▶ **TASK TO CARRY OUT**
Could you write out the records below exactly as they appear, leaving out any pictures?

--- START MATERIAL FOR THE TASK ---

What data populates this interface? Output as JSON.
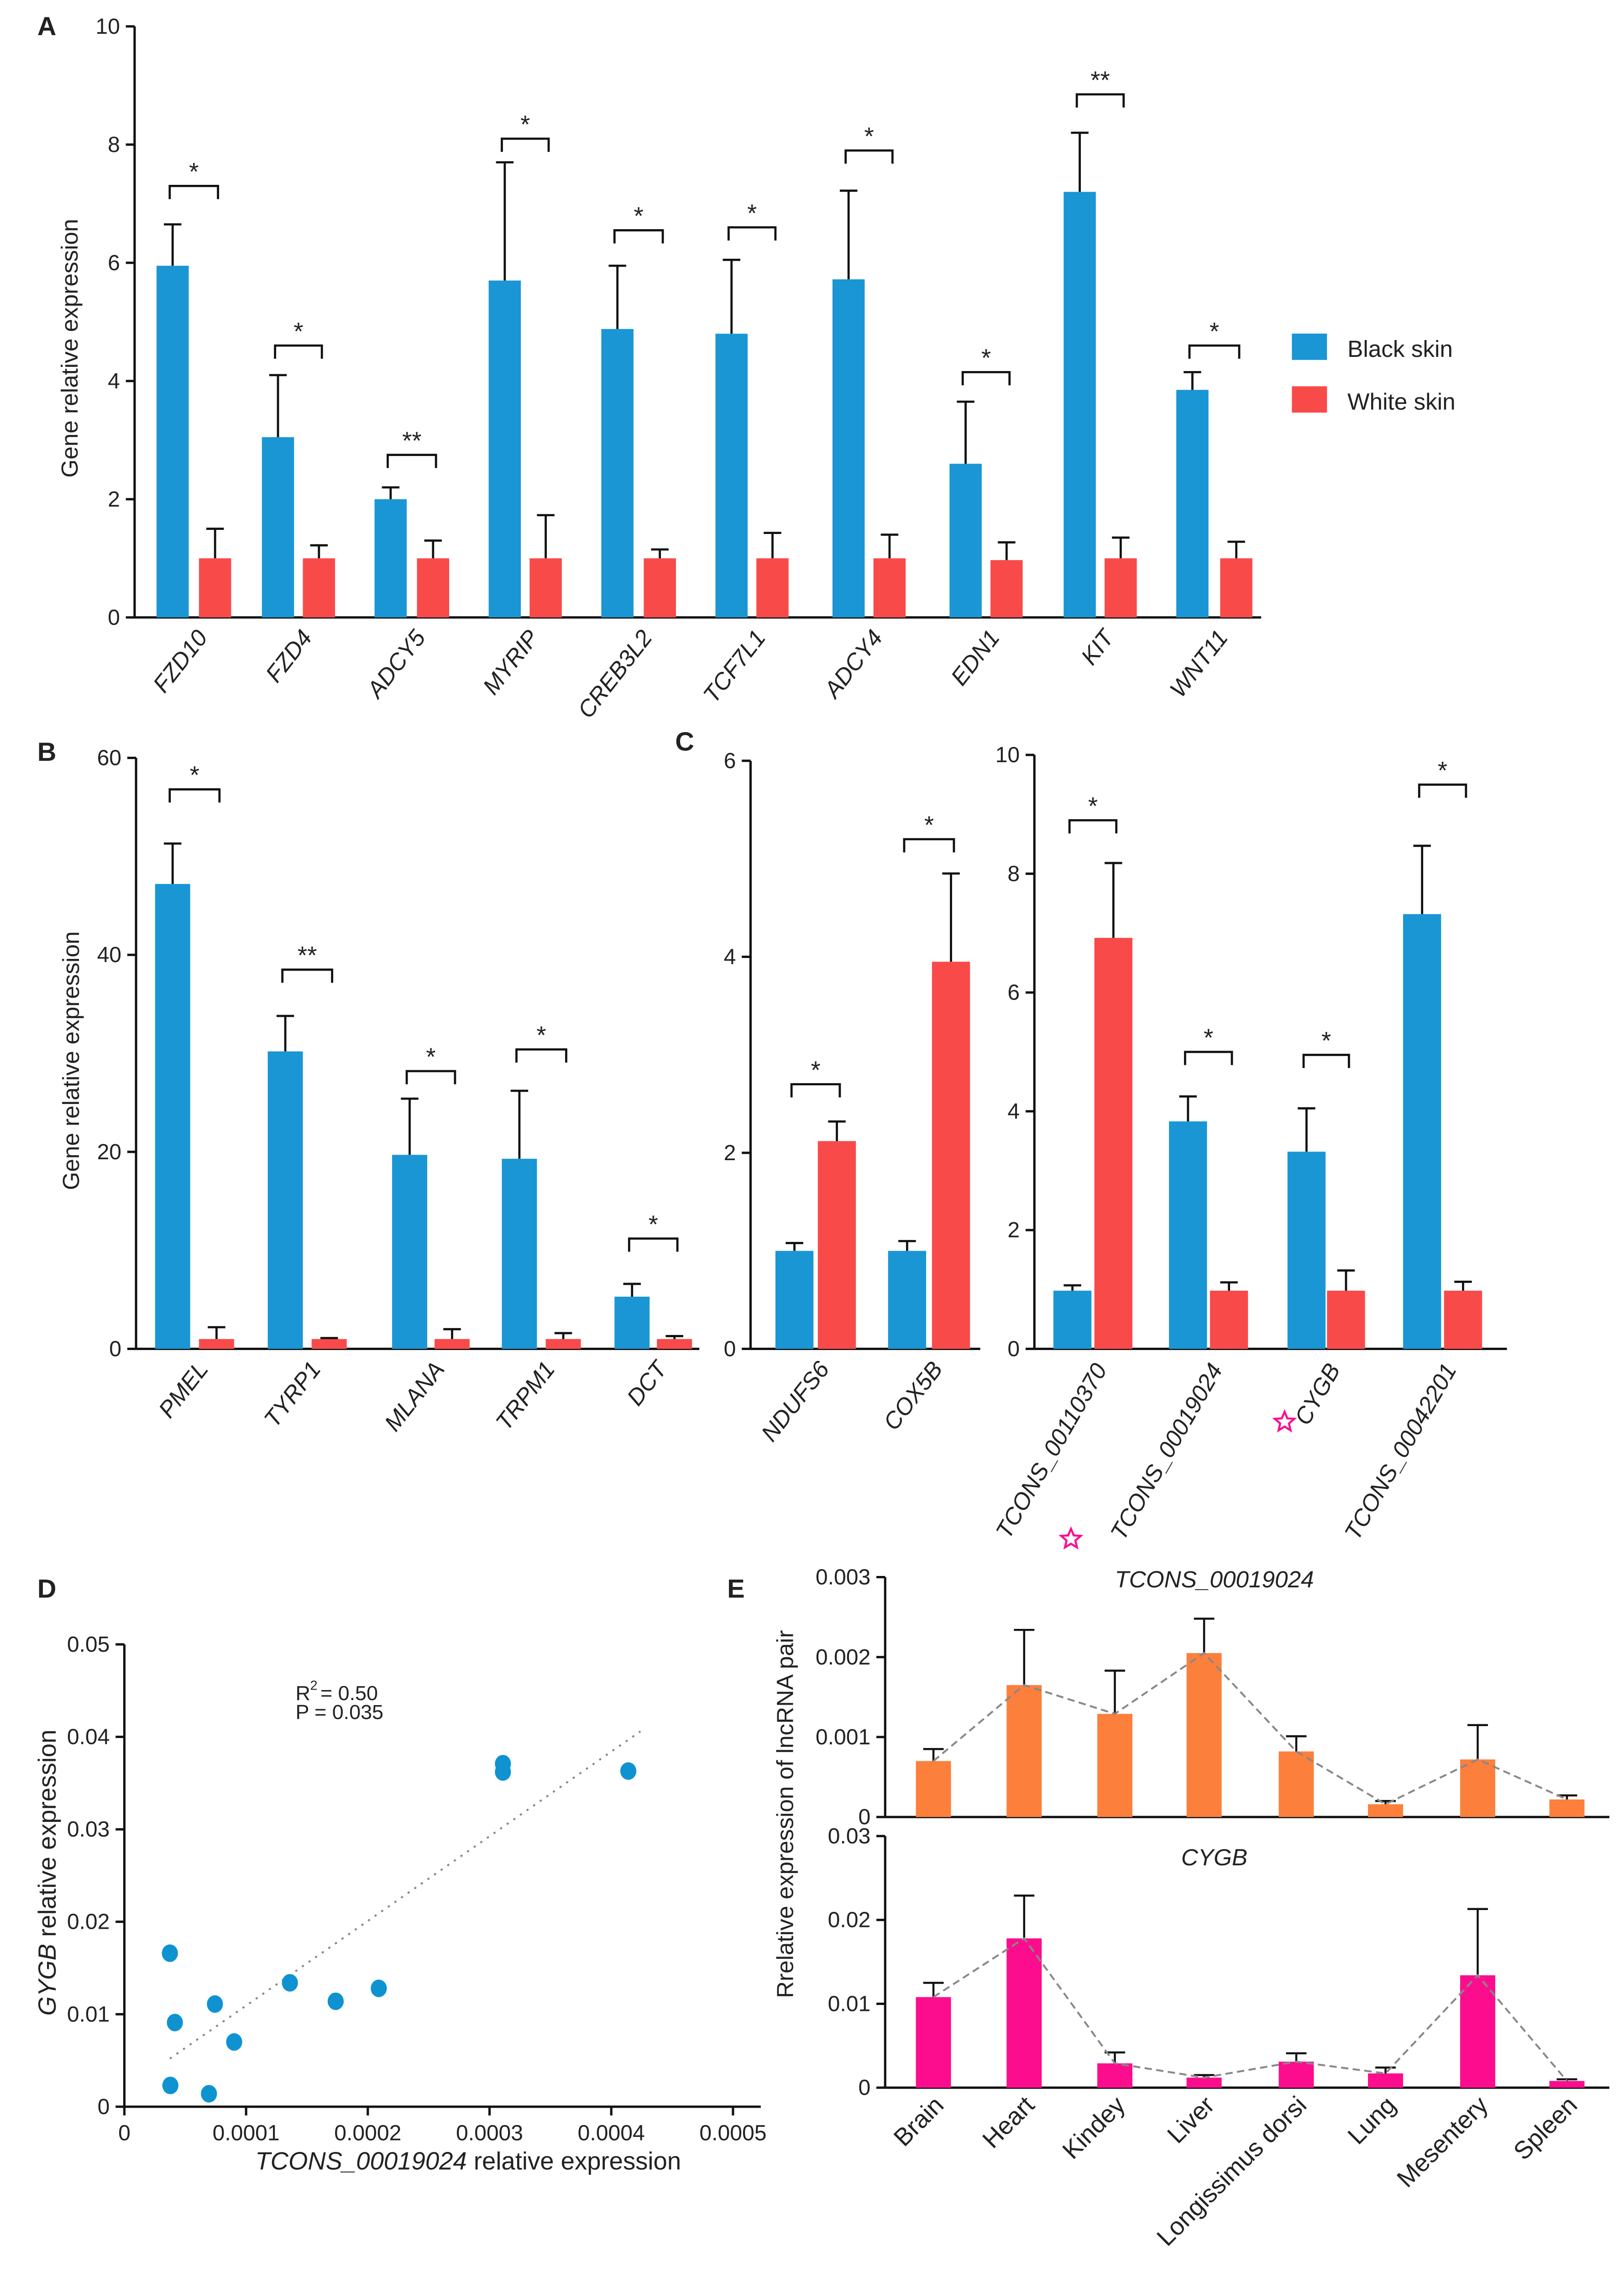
{
  "colors": {
    "black_skin": "#1a96d4",
    "white_skin": "#f94a4a",
    "lncrna": "#fd7f3c",
    "cygb": "#fb0d8e",
    "scatter": "#0e93d0",
    "trend": "#888888",
    "marker_star": "#fb0d8e"
  },
  "chart_data": [
    {
      "panel": "A",
      "type": "bar",
      "ylabel": "Gene relative expression",
      "ylim": [
        0,
        10
      ],
      "yticks": [
        "0",
        "2",
        "4",
        "6",
        "8",
        "10"
      ],
      "categories": [
        "FZD10",
        "FZD4",
        "ADCY5",
        "MYRIP",
        "CREB3L2",
        "TCF7L1",
        "ADCY4",
        "EDN1",
        "KIT",
        "WNT11"
      ],
      "series": [
        {
          "name": "Black skin",
          "values": [
            5.95,
            3.05,
            2.0,
            5.7,
            4.88,
            4.8,
            5.72,
            2.6,
            7.2,
            3.85
          ],
          "error_top": [
            6.65,
            4.1,
            2.2,
            7.7,
            5.95,
            6.05,
            7.22,
            3.65,
            8.2,
            4.15
          ]
        },
        {
          "name": "White skin",
          "values": [
            1,
            1,
            1,
            1,
            1,
            1,
            1,
            0.97,
            1,
            1
          ],
          "error_top": [
            1.5,
            1.22,
            1.3,
            1.73,
            1.15,
            1.43,
            1.4,
            1.27,
            1.35,
            1.28
          ]
        }
      ],
      "significance": [
        "*",
        "*",
        "**",
        "*",
        "*",
        "*",
        "*",
        "*",
        "**",
        "*"
      ],
      "bracket_level": [
        7.3,
        4.6,
        2.75,
        8.1,
        6.55,
        6.6,
        7.9,
        4.15,
        8.85,
        4.6
      ],
      "legend": "right"
    },
    {
      "panel": "B",
      "type": "bar",
      "ylabel": "Gene relative expression",
      "ylim": [
        0,
        60
      ],
      "yticks": [
        "0",
        "20",
        "40",
        "60"
      ],
      "categories": [
        "PMEL",
        "TYRP1",
        "MLANA",
        "TRPM1",
        "DCT"
      ],
      "series": [
        {
          "values": [
            47.2,
            30.2,
            19.7,
            19.3,
            5.3
          ],
          "error_top": [
            51.3,
            33.8,
            25.4,
            26.2,
            6.6
          ]
        },
        {
          "values": [
            1,
            1,
            1,
            1,
            1
          ],
          "error_top": [
            2.2,
            1.1,
            2.0,
            1.6,
            1.3
          ]
        }
      ],
      "significance": [
        "*",
        "**",
        "*",
        "*",
        "*"
      ],
      "bracket_level": [
        56.8,
        38.5,
        28.2,
        30.4,
        11.2
      ]
    },
    {
      "panel": "C",
      "type": "bar",
      "ylim": [
        0,
        6
      ],
      "yticks": [
        "0",
        "2",
        "4",
        "6"
      ],
      "categories": [
        "NDUFS6",
        "COX5B"
      ],
      "series": [
        {
          "values": [
            1,
            1
          ],
          "error_top": [
            1.08,
            1.1
          ]
        },
        {
          "values": [
            2.12,
            3.95
          ],
          "error_top": [
            2.32,
            4.85
          ]
        }
      ],
      "significance": [
        "*",
        "*"
      ],
      "bracket_level": [
        2.7,
        5.2
      ]
    },
    {
      "panel": "C2",
      "type": "bar",
      "ylim": [
        0,
        10
      ],
      "yticks": [
        "0",
        "2",
        "4",
        "6",
        "8",
        "10"
      ],
      "categories": [
        "TCONS_00110370",
        "TCONS_00019024",
        "CYGB",
        "TCONS_00042201"
      ],
      "starred": [
        false,
        true,
        true,
        false
      ],
      "series": [
        {
          "values": [
            0.98,
            3.83,
            3.32,
            7.32
          ],
          "error_top": [
            1.07,
            4.25,
            4.05,
            8.47
          ]
        },
        {
          "values": [
            6.92,
            0.98,
            0.98,
            0.98
          ],
          "error_top": [
            8.18,
            1.12,
            1.32,
            1.13
          ]
        }
      ],
      "significance": [
        "*",
        "*",
        "*",
        "*"
      ],
      "bracket_level": [
        8.9,
        5.0,
        4.95,
        9.5
      ]
    },
    {
      "panel": "D",
      "type": "scatter",
      "xlabel_italic": "TCONS_00019024",
      "xlabel_rest": " relative expression",
      "ylabel_italic": "GYGB",
      "ylabel_rest": " relative expression",
      "xlim": [
        0,
        0.0005
      ],
      "ylim": [
        0,
        0.05
      ],
      "xticks": [
        "0",
        "0.0001",
        "0.0002",
        "0.0003",
        "0.0004",
        "0.0005"
      ],
      "yticks": [
        "0",
        "0.01",
        "0.02",
        "0.03",
        "0.04",
        "0.05"
      ],
      "points": [
        [
          3.74e-05,
          0.0166
        ],
        [
          4.15e-05,
          0.0091
        ],
        [
          7.44e-05,
          0.0111
        ],
        [
          9.02e-05,
          0.007
        ],
        [
          0.000136,
          0.0134
        ],
        [
          0.0001736,
          0.0114
        ],
        [
          0.000209,
          0.0128
        ],
        [
          0.000311,
          0.0371
        ],
        [
          0.000311,
          0.0362
        ],
        [
          0.000414,
          0.0363
        ],
        [
          3.78e-05,
          0.0023
        ],
        [
          6.95e-05,
          0.0014
        ]
      ],
      "trendline": [
        [
          3.74e-05,
          0.0052
        ],
        [
          0.000424,
          0.0406
        ]
      ],
      "annotation_r2": "R",
      "annotation_r2_sup": "2",
      "annotation_r2_value": "= 0.50",
      "annotation_p": "P = 0.035"
    },
    {
      "panel": "E",
      "type": "bar",
      "ylabel": "Rrelative expression of lncRNA pair",
      "categories": [
        "Brain",
        "Heart",
        "Kindey",
        "Liver",
        "Longissimus dorsi",
        "Lung",
        "Mesentery",
        "Spleen"
      ],
      "subplots": [
        {
          "title": "TCONS_00019024",
          "ylim": [
            0,
            0.003
          ],
          "yticks": [
            "0",
            "0.001",
            "0.002",
            "0.003"
          ],
          "values": [
            0.0007,
            0.00165,
            0.00129,
            0.00205,
            0.00082,
            0.00016,
            0.00072,
            0.00022
          ],
          "error_top": [
            0.00085,
            0.00234,
            0.00183,
            0.00248,
            0.00101,
            0.0002,
            0.00115,
            0.00027
          ]
        },
        {
          "title": "CYGB",
          "ylim": [
            0,
            0.03
          ],
          "yticks": [
            "0",
            "0.01",
            "0.02",
            "0.03"
          ],
          "values": [
            0.0108,
            0.0178,
            0.0029,
            0.0012,
            0.0031,
            0.0017,
            0.0134,
            0.0008
          ],
          "error_top": [
            0.0125,
            0.0229,
            0.0042,
            0.0015,
            0.0041,
            0.0024,
            0.0213,
            0.001
          ]
        }
      ]
    }
  ],
  "legend": {
    "items": [
      "Black skin",
      "White skin"
    ]
  }
}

--- END MATERIAL FOR THE TASK ---

▶ **SOLUTION TO THE EXERCISE**
What data populates this interface? Output as JSON.
{
  "colors": {
    "black_skin": "#1a96d4",
    "white_skin": "#f94a4a",
    "lncrna": "#fd7f3c",
    "cygb": "#fb0d8e",
    "scatter": "#0e93d0",
    "trend": "#888888",
    "marker_star": "#fb0d8e"
  },
  "chart_data": [
    {
      "panel": "A",
      "type": "bar",
      "ylabel": "Gene relative expression",
      "ylim": [
        0,
        10
      ],
      "yticks": [
        "0",
        "2",
        "4",
        "6",
        "8",
        "10"
      ],
      "categories": [
        "FZD10",
        "FZD4",
        "ADCY5",
        "MYRIP",
        "CREB3L2",
        "TCF7L1",
        "ADCY4",
        "EDN1",
        "KIT",
        "WNT11"
      ],
      "series": [
        {
          "name": "Black skin",
          "values": [
            5.95,
            3.05,
            2.0,
            5.7,
            4.88,
            4.8,
            5.72,
            2.6,
            7.2,
            3.85
          ],
          "error_top": [
            6.65,
            4.1,
            2.2,
            7.7,
            5.95,
            6.05,
            7.22,
            3.65,
            8.2,
            4.15
          ]
        },
        {
          "name": "White skin",
          "values": [
            1,
            1,
            1,
            1,
            1,
            1,
            1,
            0.97,
            1,
            1
          ],
          "error_top": [
            1.5,
            1.22,
            1.3,
            1.73,
            1.15,
            1.43,
            1.4,
            1.27,
            1.35,
            1.28
          ]
        }
      ],
      "significance": [
        "*",
        "*",
        "**",
        "*",
        "*",
        "*",
        "*",
        "*",
        "**",
        "*"
      ],
      "bracket_level": [
        7.3,
        4.6,
        2.75,
        8.1,
        6.55,
        6.6,
        7.9,
        4.15,
        8.85,
        4.6
      ],
      "legend": "right"
    },
    {
      "panel": "B",
      "type": "bar",
      "ylabel": "Gene relative expression",
      "ylim": [
        0,
        60
      ],
      "yticks": [
        "0",
        "20",
        "40",
        "60"
      ],
      "categories": [
        "PMEL",
        "TYRP1",
        "MLANA",
        "TRPM1",
        "DCT"
      ],
      "series": [
        {
          "values": [
            47.2,
            30.2,
            19.7,
            19.3,
            5.3
          ],
          "error_top": [
            51.3,
            33.8,
            25.4,
            26.2,
            6.6
          ]
        },
        {
          "values": [
            1,
            1,
            1,
            1,
            1
          ],
          "error_top": [
            2.2,
            1.1,
            2.0,
            1.6,
            1.3
          ]
        }
      ],
      "significance": [
        "*",
        "**",
        "*",
        "*",
        "*"
      ],
      "bracket_level": [
        56.8,
        38.5,
        28.2,
        30.4,
        11.2
      ]
    },
    {
      "panel": "C",
      "type": "bar",
      "ylim": [
        0,
        6
      ],
      "yticks": [
        "0",
        "2",
        "4",
        "6"
      ],
      "categories": [
        "NDUFS6",
        "COX5B"
      ],
      "series": [
        {
          "values": [
            1,
            1
          ],
          "error_top": [
            1.08,
            1.1
          ]
        },
        {
          "values": [
            2.12,
            3.95
          ],
          "error_top": [
            2.32,
            4.85
          ]
        }
      ],
      "significance": [
        "*",
        "*"
      ],
      "bracket_level": [
        2.7,
        5.2
      ]
    },
    {
      "panel": "C2",
      "type": "bar",
      "ylim": [
        0,
        10
      ],
      "yticks": [
        "0",
        "2",
        "4",
        "6",
        "8",
        "10"
      ],
      "categories": [
        "TCONS_00110370",
        "TCONS_00019024",
        "CYGB",
        "TCONS_00042201"
      ],
      "starred": [
        false,
        true,
        true,
        false
      ],
      "series": [
        {
          "values": [
            0.98,
            3.83,
            3.32,
            7.32
          ],
          "error_top": [
            1.07,
            4.25,
            4.05,
            8.47
          ]
        },
        {
          "values": [
            6.92,
            0.98,
            0.98,
            0.98
          ],
          "error_top": [
            8.18,
            1.12,
            1.32,
            1.13
          ]
        }
      ],
      "significance": [
        "*",
        "*",
        "*",
        "*"
      ],
      "bracket_level": [
        8.9,
        5.0,
        4.95,
        9.5
      ]
    },
    {
      "panel": "D",
      "type": "scatter",
      "xlabel_italic": "TCONS_00019024",
      "xlabel_rest": " relative expression",
      "ylabel_italic": "GYGB",
      "ylabel_rest": " relative expression",
      "xlim": [
        0,
        0.0005
      ],
      "ylim": [
        0,
        0.05
      ],
      "xticks": [
        "0",
        "0.0001",
        "0.0002",
        "0.0003",
        "0.0004",
        "0.0005"
      ],
      "yticks": [
        "0",
        "0.01",
        "0.02",
        "0.03",
        "0.04",
        "0.05"
      ],
      "points": [
        [
          3.74e-05,
          0.0166
        ],
        [
          4.15e-05,
          0.0091
        ],
        [
          7.44e-05,
          0.0111
        ],
        [
          9.02e-05,
          0.007
        ],
        [
          0.000136,
          0.0134
        ],
        [
          0.0001736,
          0.0114
        ],
        [
          0.000209,
          0.0128
        ],
        [
          0.000311,
          0.0371
        ],
        [
          0.000311,
          0.0362
        ],
        [
          0.000414,
          0.0363
        ],
        [
          3.78e-05,
          0.0023
        ],
        [
          6.95e-05,
          0.0014
        ]
      ],
      "trendline": [
        [
          3.74e-05,
          0.0052
        ],
        [
          0.000424,
          0.0406
        ]
      ],
      "annotation_r2": "R",
      "annotation_r2_sup": "2",
      "annotation_r2_value": "= 0.50",
      "annotation_p": "P = 0.035"
    },
    {
      "panel": "E",
      "type": "bar",
      "ylabel": "Rrelative expression of lncRNA pair",
      "categories": [
        "Brain",
        "Heart",
        "Kindey",
        "Liver",
        "Longissimus dorsi",
        "Lung",
        "Mesentery",
        "Spleen"
      ],
      "subplots": [
        {
          "title": "TCONS_00019024",
          "ylim": [
            0,
            0.003
          ],
          "yticks": [
            "0",
            "0.001",
            "0.002",
            "0.003"
          ],
          "values": [
            0.0007,
            0.00165,
            0.00129,
            0.00205,
            0.00082,
            0.00016,
            0.00072,
            0.00022
          ],
          "error_top": [
            0.00085,
            0.00234,
            0.00183,
            0.00248,
            0.00101,
            0.0002,
            0.00115,
            0.00027
          ]
        },
        {
          "title": "CYGB",
          "ylim": [
            0,
            0.03
          ],
          "yticks": [
            "0",
            "0.01",
            "0.02",
            "0.03"
          ],
          "values": [
            0.0108,
            0.0178,
            0.0029,
            0.0012,
            0.0031,
            0.0017,
            0.0134,
            0.0008
          ],
          "error_top": [
            0.0125,
            0.0229,
            0.0042,
            0.0015,
            0.0041,
            0.0024,
            0.0213,
            0.001
          ]
        }
      ]
    }
  ],
  "legend": {
    "items": [
      "Black skin",
      "White skin"
    ]
  }
}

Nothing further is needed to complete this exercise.